(The request): Exactly reproduce each line of the listing that follows.

(Data section):
begin

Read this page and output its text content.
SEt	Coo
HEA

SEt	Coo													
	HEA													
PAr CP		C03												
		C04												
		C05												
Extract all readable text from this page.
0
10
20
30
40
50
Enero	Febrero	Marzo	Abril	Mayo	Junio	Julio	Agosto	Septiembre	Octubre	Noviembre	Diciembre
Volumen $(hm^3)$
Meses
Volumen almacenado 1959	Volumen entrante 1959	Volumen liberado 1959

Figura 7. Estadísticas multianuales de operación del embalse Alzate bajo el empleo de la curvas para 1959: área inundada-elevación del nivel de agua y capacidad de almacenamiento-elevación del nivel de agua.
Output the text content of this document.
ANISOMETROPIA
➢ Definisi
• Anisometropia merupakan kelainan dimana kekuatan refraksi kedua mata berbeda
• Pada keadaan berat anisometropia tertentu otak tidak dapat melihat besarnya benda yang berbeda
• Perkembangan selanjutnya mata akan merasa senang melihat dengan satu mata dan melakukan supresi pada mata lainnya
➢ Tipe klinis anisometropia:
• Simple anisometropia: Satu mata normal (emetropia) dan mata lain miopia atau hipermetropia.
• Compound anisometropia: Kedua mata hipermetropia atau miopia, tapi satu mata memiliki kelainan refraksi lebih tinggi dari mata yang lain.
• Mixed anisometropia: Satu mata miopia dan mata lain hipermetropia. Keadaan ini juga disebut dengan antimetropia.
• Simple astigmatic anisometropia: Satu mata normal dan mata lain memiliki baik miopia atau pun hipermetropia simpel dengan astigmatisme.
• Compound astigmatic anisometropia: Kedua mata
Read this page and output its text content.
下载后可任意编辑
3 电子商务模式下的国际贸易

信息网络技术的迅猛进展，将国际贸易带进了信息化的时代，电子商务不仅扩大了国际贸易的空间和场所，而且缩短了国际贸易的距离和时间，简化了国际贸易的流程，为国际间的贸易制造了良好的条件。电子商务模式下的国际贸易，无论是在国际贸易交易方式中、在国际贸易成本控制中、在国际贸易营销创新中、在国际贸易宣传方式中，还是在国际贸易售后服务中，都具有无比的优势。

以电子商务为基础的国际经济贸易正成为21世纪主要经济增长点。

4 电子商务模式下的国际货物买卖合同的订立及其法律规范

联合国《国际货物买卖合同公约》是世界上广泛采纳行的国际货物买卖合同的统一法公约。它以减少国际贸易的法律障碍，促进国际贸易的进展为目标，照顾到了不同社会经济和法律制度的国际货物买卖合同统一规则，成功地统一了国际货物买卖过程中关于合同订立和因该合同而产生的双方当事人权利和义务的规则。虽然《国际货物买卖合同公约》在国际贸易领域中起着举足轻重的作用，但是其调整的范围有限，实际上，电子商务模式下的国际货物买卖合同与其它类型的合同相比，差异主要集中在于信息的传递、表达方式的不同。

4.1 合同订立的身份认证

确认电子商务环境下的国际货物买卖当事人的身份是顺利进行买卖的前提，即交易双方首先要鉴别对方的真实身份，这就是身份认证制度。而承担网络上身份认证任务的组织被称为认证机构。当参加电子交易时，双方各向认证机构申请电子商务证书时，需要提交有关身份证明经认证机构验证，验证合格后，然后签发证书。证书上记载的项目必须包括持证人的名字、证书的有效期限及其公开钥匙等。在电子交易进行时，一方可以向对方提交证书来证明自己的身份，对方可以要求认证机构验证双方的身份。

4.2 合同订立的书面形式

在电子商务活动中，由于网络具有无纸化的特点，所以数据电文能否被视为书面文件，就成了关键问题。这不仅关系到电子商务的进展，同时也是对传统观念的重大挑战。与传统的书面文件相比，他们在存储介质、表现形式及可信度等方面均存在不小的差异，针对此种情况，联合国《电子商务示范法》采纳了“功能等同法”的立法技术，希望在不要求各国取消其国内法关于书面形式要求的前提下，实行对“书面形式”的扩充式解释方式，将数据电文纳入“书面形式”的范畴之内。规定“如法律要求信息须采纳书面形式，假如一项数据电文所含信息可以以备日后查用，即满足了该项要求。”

end

(Output):
Read this page and output its text content.
SEt	Coo
HEA

SEt	Coo													
	HEA													
PAr CP		C03												
		C04												
		C05												
Extract all readable text from this page.
0
10
20
30
40
50
Enero	Febrero	Marzo	Abril	Mayo	Junio	Julio	Agosto	Septiembre	Octubre	Noviembre	Diciembre
Volumen $(hm^3)$
Meses
Volumen almacenado 1959	Volumen entrante 1959	Volumen liberado 1959

Figura 7. Estadísticas multianuales de operación del embalse Alzate bajo el empleo de la curvas para 1959: área inundada-elevación del nivel de agua y capacidad de almacenamiento-elevación del nivel de agua.
Output the text content of this document.
ANISOMETROPIA
➢ Definisi
• Anisometropia merupakan kelainan dimana kekuatan refraksi kedua mata berbeda
• Pada keadaan berat anisometropia tertentu otak tidak dapat melihat besarnya benda yang berbeda
• Perkembangan selanjutnya mata akan merasa senang melihat dengan satu mata dan melakukan supresi pada mata lainnya
➢ Tipe klinis anisometropia:
• Simple anisometropia: Satu mata normal (emetropia) dan mata lain miopia atau hipermetropia.
• Compound anisometropia: Kedua mata hipermetropia atau miopia, tapi satu mata memiliki kelainan refraksi lebih tinggi dari mata yang lain.
• Mixed anisometropia: Satu mata miopia dan mata lain hipermetropia. Keadaan ini juga disebut dengan antimetropia.
• Simple astigmatic anisometropia: Satu mata normal dan mata lain memiliki baik miopia atau pun hipermetropia simpel dengan astigmatisme.
• Compound astigmatic anisometropia: Kedua mata
Read this page and output its text content.
下载后可任意编辑
3 电子商务模式下的国际贸易

信息网络技术的迅猛进展，将国际贸易带进了信息化的时代，电子商务不仅扩大了国际贸易的空间和场所，而且缩短了国际贸易的距离和时间，简化了国际贸易的流程，为国际间的贸易制造了良好的条件。电子商务模式下的国际贸易，无论是在国际贸易交易方式中、在国际贸易成本控制中、在国际贸易营销创新中、在国际贸易宣传方式中，还是在国际贸易售后服务中，都具有无比的优势。

以电子商务为基础的国际经济贸易正成为21世纪主要经济增长点。

4 电子商务模式下的国际货物买卖合同的订立及其法律规范

联合国《国际货物买卖合同公约》是世界上广泛采纳行的国际货物买卖合同的统一法公约。它以减少国际贸易的法律障碍，促进国际贸易的进展为目标，照顾到了不同社会经济和法律制度的国际货物买卖合同统一规则，成功地统一了国际货物买卖过程中关于合同订立和因该合同而产生的双方当事人权利和义务的规则。虽然《国际货物买卖合同公约》在国际贸易领域中起着举足轻重的作用，但是其调整的范围有限，实际上，电子商务模式下的国际货物买卖合同与其它类型的合同相比，差异主要集中在于信息的传递、表达方式的不同。

4.1 合同订立的身份认证

确认电子商务环境下的国际货物买卖当事人的身份是顺利进行买卖的前提，即交易双方首先要鉴别对方的真实身份，这就是身份认证制度。而承担网络上身份认证任务的组织被称为认证机构。当参加电子交易时，双方各向认证机构申请电子商务证书时，需要提交有关身份证明经认证机构验证，验证合格后，然后签发证书。证书上记载的项目必须包括持证人的名字、证书的有效期限及其公开钥匙等。在电子交易进行时，一方可以向对方提交证书来证明自己的身份，对方可以要求认证机构验证双方的身份。

4.2 合同订立的书面形式

在电子商务活动中，由于网络具有无纸化的特点，所以数据电文能否被视为书面文件，就成了关键问题。这不仅关系到电子商务的进展，同时也是对传统观念的重大挑战。与传统的书面文件相比，他们在存储介质、表现形式及可信度等方面均存在不小的差异，针对此种情况，联合国《电子商务示范法》采纳了“功能等同法”的立法技术，希望在不要求各国取消其国内法关于书面形式要求的前提下，实行对“书面形式”的扩充式解释方式，将数据电文纳入“书面形式”的范畴之内。规定“如法律要求信息须采纳书面形式，假如一项数据电文所含信息可以以备日后查用，即满足了该项要求。”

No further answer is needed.